** START Data provided **

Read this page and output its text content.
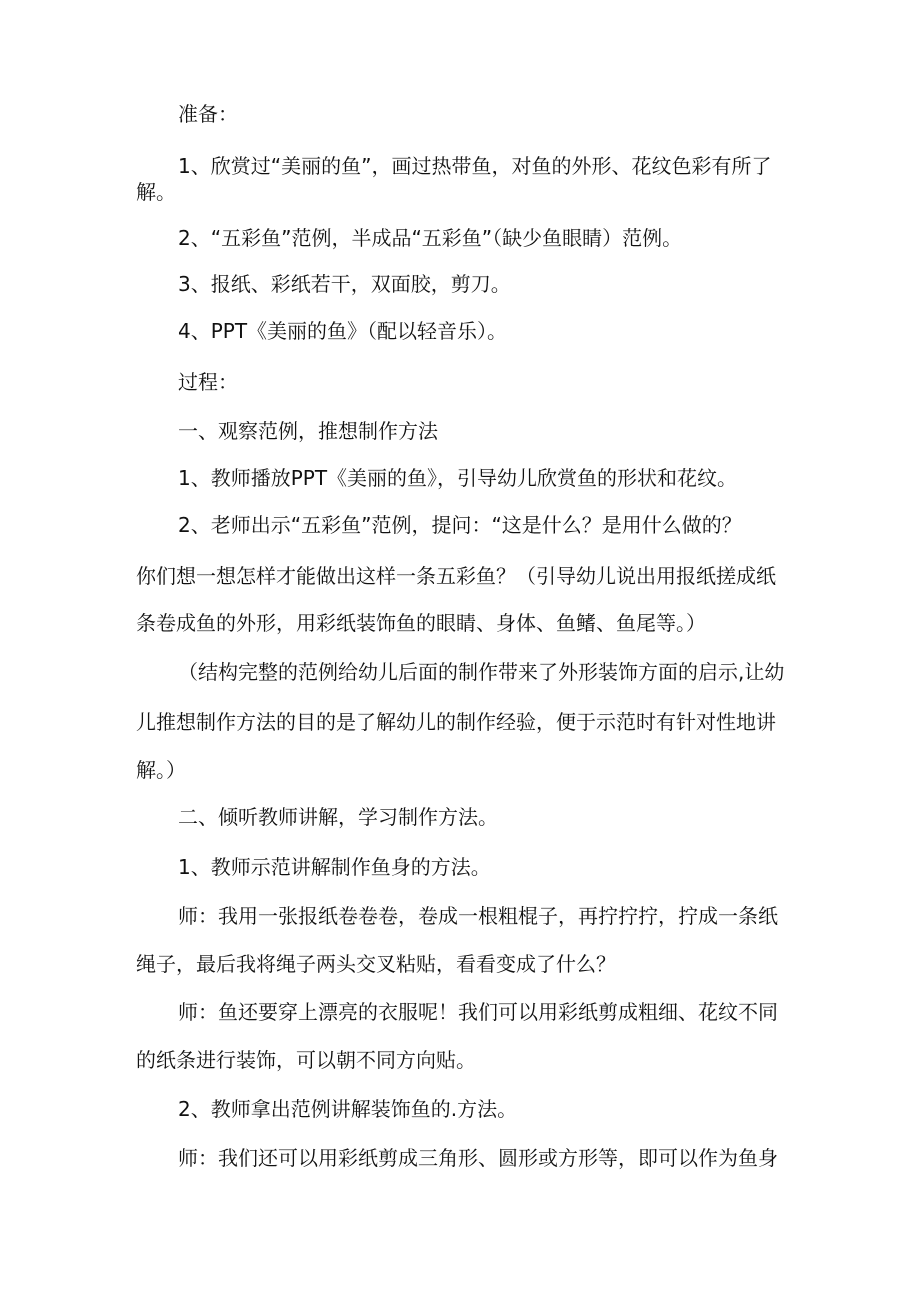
准备：

1、欣赏过“美丽的鱼”，画过热带鱼，对鱼的外形、花纹色彩有所了

解。

2、“五彩鱼”范例，半成品“五彩鱼”（缺少鱼眼睛）范例。

3、报纸、彩纸若干，双面胶，剪刀。

4、PPT《美丽的鱼》（配以轻音乐）。

过程：

一、观察范例，推想制作方法

1、教师播放PPT《美丽的鱼》，引导幼儿欣赏鱼的形状和花纹。

2、老师出示“五彩鱼”范例，提问：“这是什么？是用什么做的？

你们想一想怎样才能做出这样一条五彩鱼？（引导幼儿说出用报纸搓成纸

条卷成鱼的外形，用彩纸装饰鱼的眼睛、身体、鱼鳍、鱼尾等。）

（结构完整的范例给幼儿后面的制作带来了外形装饰方面的启示,让幼

儿推想制作方法的目的是了解幼儿的制作经验，便于示范时有针对性地讲

解。）

二、倾听教师讲解，学习制作方法。

1、教师示范讲解制作鱼身的方法。

师：我用一张报纸卷卷卷，卷成一根粗棍子，再拧拧拧，拧成一条纸

绳子，最后我将绳子两头交叉粘贴，看看变成了什么？

师：鱼还要穿上漂亮的衣服呢！我们可以用彩纸剪成粗细、花纹不同

的纸条进行装饰，可以朝不同方向贴。

2、教师拿出范例讲解装饰鱼的.方法。

师：我们还可以用彩纸剪成三角形、圆形或方形等，即可以作为鱼身
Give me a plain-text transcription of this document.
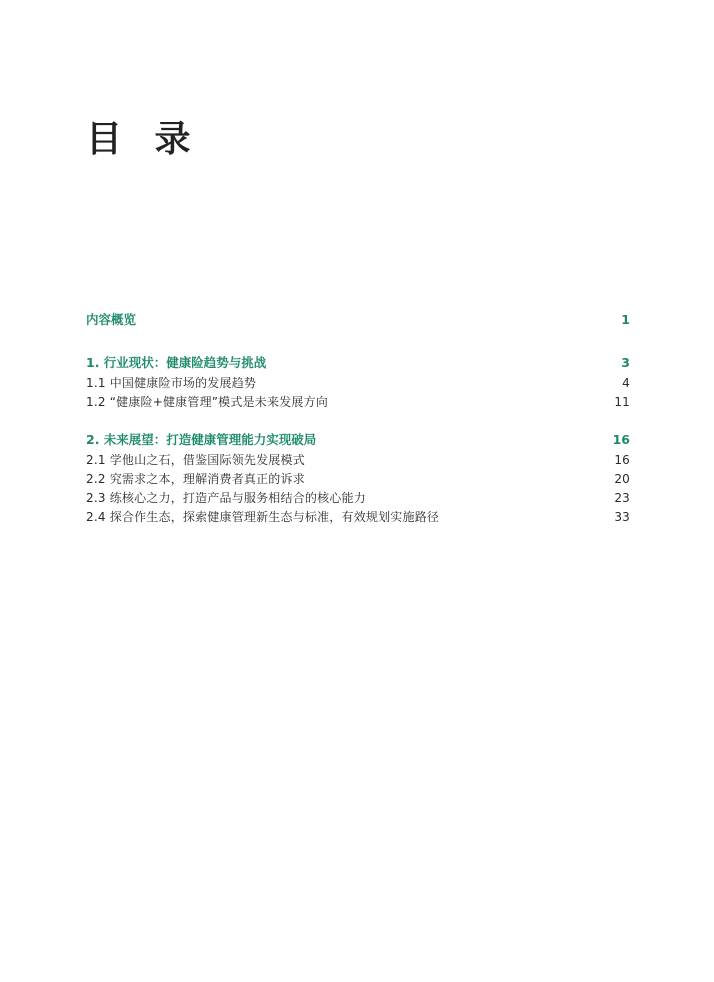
目 录
内容概览	1
1. 行业现状：健康险趋势与挑战	3
1.1 中国健康险市场的发展趋势	4
1.2 “健康险+健康管理”模式是未来发展方向	11
2. 未来展望：打造健康管理能力实现破局	16
2.1 学他山之石，借鉴国际领先发展模式	16
2.2 究需求之本，理解消费者真正的诉求	20
2.3 练核心之力，打造产品与服务相结合的核心能力	23
2.4 探合作生态，探索健康管理新生态与标准，有效规划实施路径	33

** END Data provided **

Take the data above and repeat it exactly, leaving each picture out.

Read this page and output its text content.
准备：

1、欣赏过“美丽的鱼”，画过热带鱼，对鱼的外形、花纹色彩有所了

解。

2、“五彩鱼”范例，半成品“五彩鱼”（缺少鱼眼睛）范例。

3、报纸、彩纸若干，双面胶，剪刀。

4、PPT《美丽的鱼》（配以轻音乐）。

过程：

一、观察范例，推想制作方法

1、教师播放PPT《美丽的鱼》，引导幼儿欣赏鱼的形状和花纹。

2、老师出示“五彩鱼”范例，提问：“这是什么？是用什么做的？

你们想一想怎样才能做出这样一条五彩鱼？（引导幼儿说出用报纸搓成纸

条卷成鱼的外形，用彩纸装饰鱼的眼睛、身体、鱼鳍、鱼尾等。）

（结构完整的范例给幼儿后面的制作带来了外形装饰方面的启示,让幼

儿推想制作方法的目的是了解幼儿的制作经验，便于示范时有针对性地讲

解。）

二、倾听教师讲解，学习制作方法。

1、教师示范讲解制作鱼身的方法。

师：我用一张报纸卷卷卷，卷成一根粗棍子，再拧拧拧，拧成一条纸

绳子，最后我将绳子两头交叉粘贴，看看变成了什么？

师：鱼还要穿上漂亮的衣服呢！我们可以用彩纸剪成粗细、花纹不同

的纸条进行装饰，可以朝不同方向贴。

2、教师拿出范例讲解装饰鱼的.方法。

师：我们还可以用彩纸剪成三角形、圆形或方形等，即可以作为鱼身
Give me a plain-text transcription of this document.
目 录
内容概览	1
1. 行业现状：健康险趋势与挑战	3
1.1 中国健康险市场的发展趋势	4
1.2 “健康险+健康管理”模式是未来发展方向	11
2. 未来展望：打造健康管理能力实现破局	16
2.1 学他山之石，借鉴国际领先发展模式	16
2.2 究需求之本，理解消费者真正的诉求	20
2.3 练核心之力，打造产品与服务相结合的核心能力	23
2.4 探合作生态，探索健康管理新生态与标准，有效规划实施路径	33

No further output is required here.